▶ _Objective_
Copy out every line exactly, passing over the pictures.

***** Data listing *****

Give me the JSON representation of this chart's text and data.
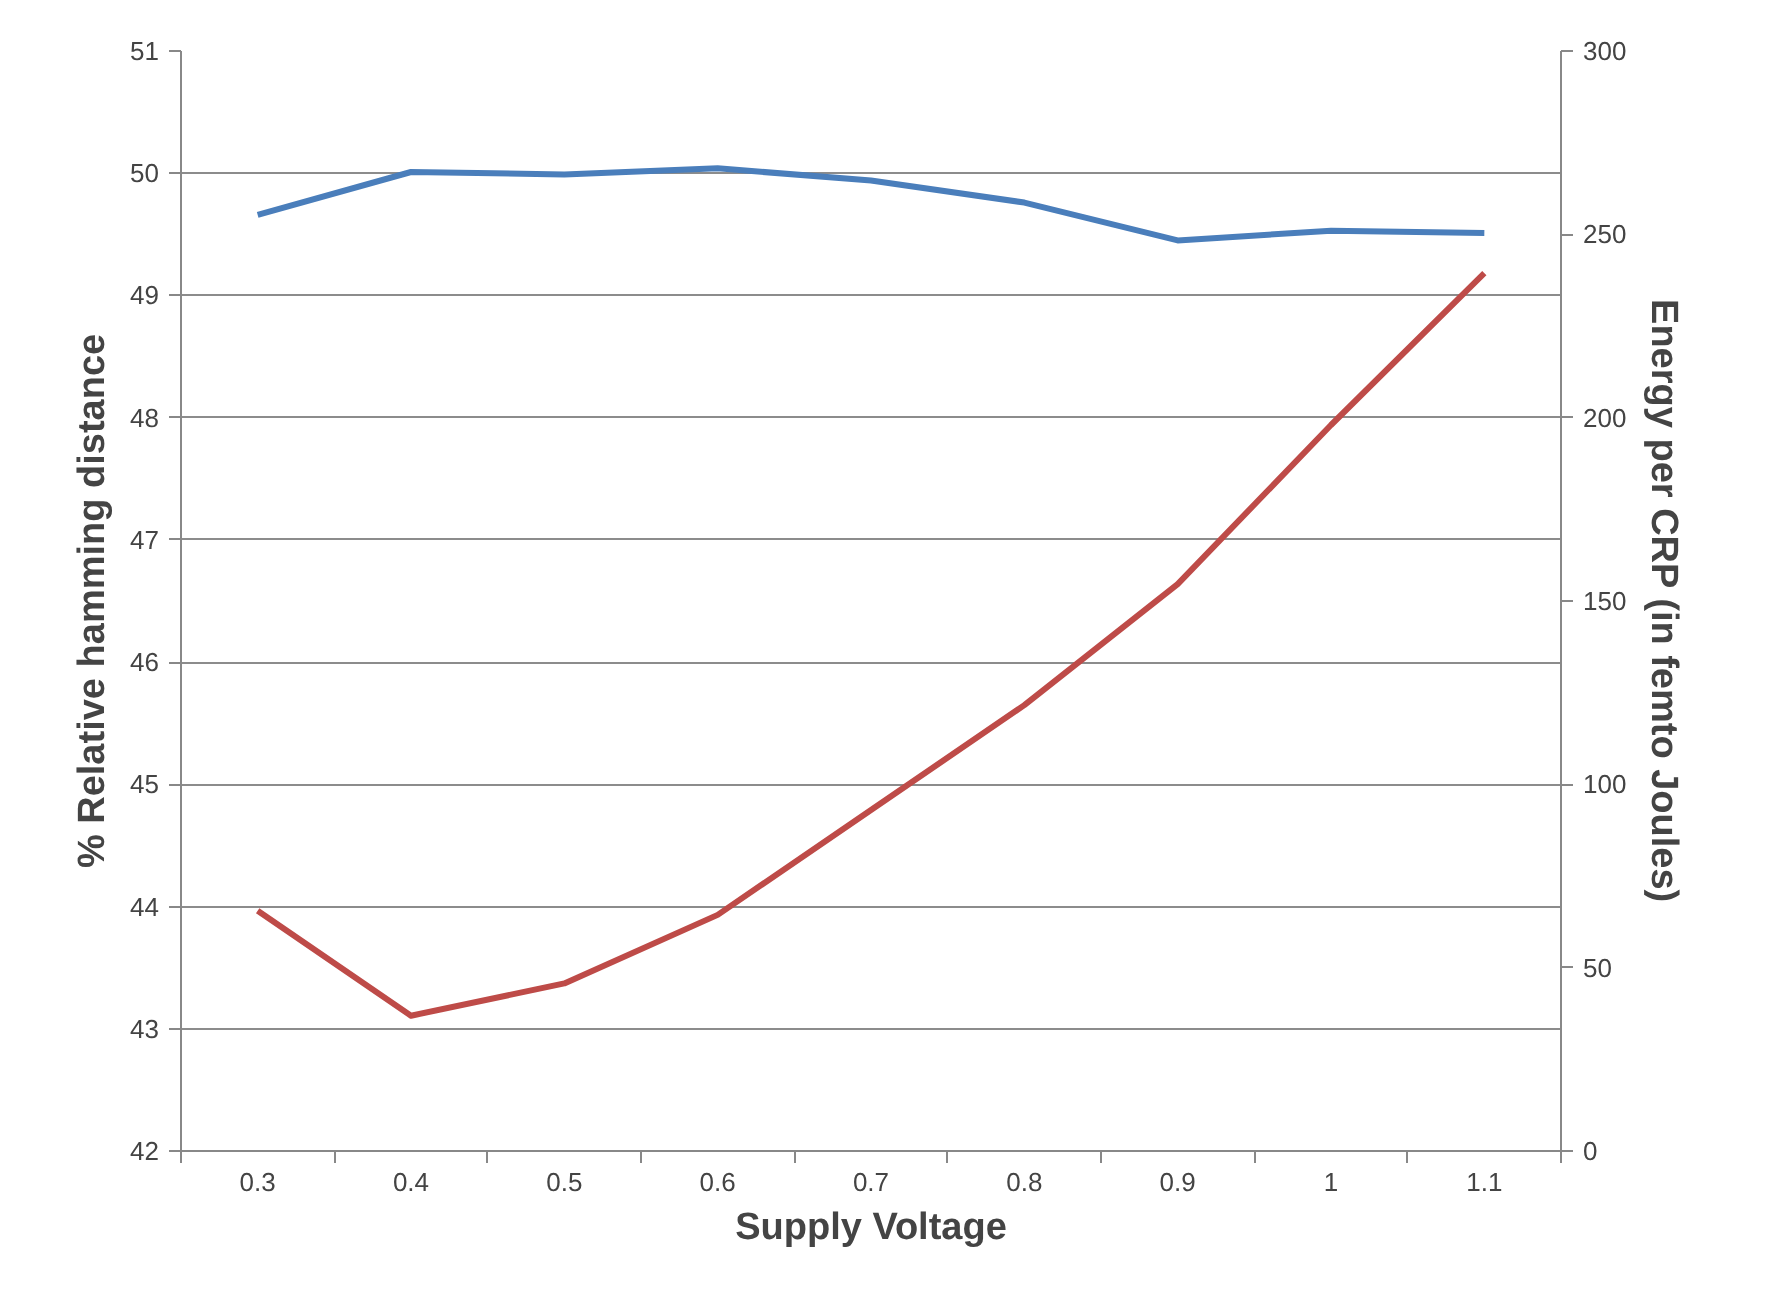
{
  "chart_data": {
    "type": "line",
    "xlabel": "Supply Voltage",
    "ylabel": "% Relative hamming distance",
    "y2label": "Energy per CRP (in femto Joules)",
    "categories": [
      "0.3",
      "0.4",
      "0.5",
      "0.6",
      "0.7",
      "0.8",
      "0.9",
      "1",
      "1.1"
    ],
    "series": [
      {
        "color": "#4a7ebb",
        "values": [
          49.66,
          50.01,
          49.99,
          50.04,
          49.94,
          49.76,
          49.45,
          49.53,
          49.51
        ]
      },
      {
        "color": "#be4b48",
        "axis": "y2",
        "values": [
          65.5,
          36.9,
          45.7,
          64.4,
          93,
          121.6,
          154.6,
          198,
          239.4
        ]
      }
    ],
    "ylim": [
      42,
      51
    ],
    "yticks": [
      42,
      43,
      44,
      45,
      46,
      47,
      48,
      49,
      50,
      51
    ],
    "y2lim": [
      0,
      300
    ],
    "y2ticks": [
      0,
      50,
      100,
      150,
      200,
      250,
      300
    ],
    "grid": "y"
  }
}
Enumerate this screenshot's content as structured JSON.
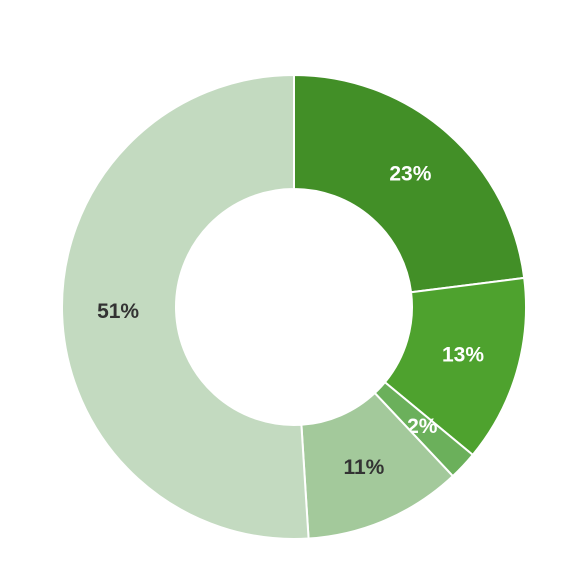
{
  "chart_data": {
    "type": "donut",
    "values": [
      23,
      13,
      2,
      11,
      51
    ],
    "value_labels": [
      "23%",
      "13%",
      "2%",
      "11%",
      "51%"
    ],
    "colors": [
      "#428f27",
      "#4ea22e",
      "#6bb05b",
      "#a3c99b",
      "#c3dac0"
    ]
  }
}
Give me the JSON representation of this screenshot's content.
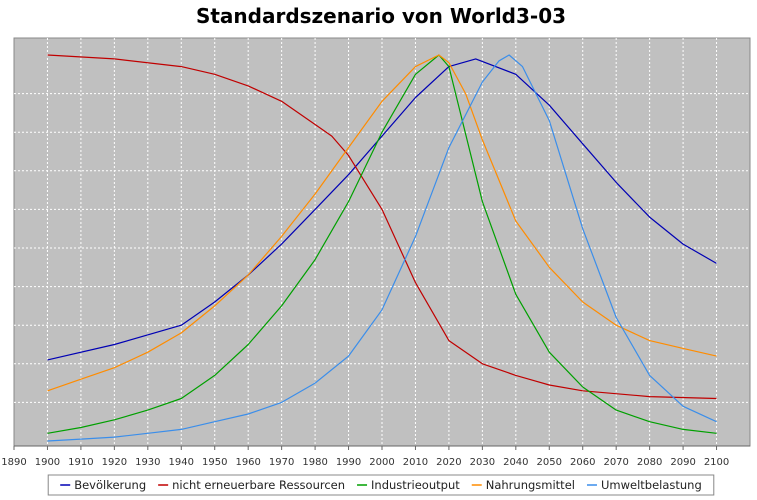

*****

▶ _Task solution_
Give me the JSON representation of this chart's text and data.
{
  "chart_data": {
    "type": "line",
    "xlabel": "Supply Voltage",
    "ylabel": "% Relative hamming distance",
    "y2label": "Energy per CRP (in femto Joules)",
    "categories": [
      "0.3",
      "0.4",
      "0.5",
      "0.6",
      "0.7",
      "0.8",
      "0.9",
      "1",
      "1.1"
    ],
    "series": [
      {
        "color": "#4a7ebb",
        "values": [
          49.66,
          50.01,
          49.99,
          50.04,
          49.94,
          49.76,
          49.45,
          49.53,
          49.51
        ]
      },
      {
        "color": "#be4b48",
        "axis": "y2",
        "values": [
          65.5,
          36.9,
          45.7,
          64.4,
          93,
          121.6,
          154.6,
          198,
          239.4
        ]
      }
    ],
    "ylim": [
      42,
      51
    ],
    "yticks": [
      42,
      43,
      44,
      45,
      46,
      47,
      48,
      49,
      50,
      51
    ],
    "y2lim": [
      0,
      300
    ],
    "y2ticks": [
      0,
      50,
      100,
      150,
      200,
      250,
      300
    ],
    "grid": "y"
  }
}
Enumerate this screenshot's content as structured JSON.
{
  "chart_data": {
    "type": "donut",
    "values": [
      23,
      13,
      2,
      11,
      51
    ],
    "value_labels": [
      "23%",
      "13%",
      "2%",
      "11%",
      "51%"
    ],
    "colors": [
      "#428f27",
      "#4ea22e",
      "#6bb05b",
      "#a3c99b",
      "#c3dac0"
    ]
  }
}
Give me the JSON representation of this screenshot's content.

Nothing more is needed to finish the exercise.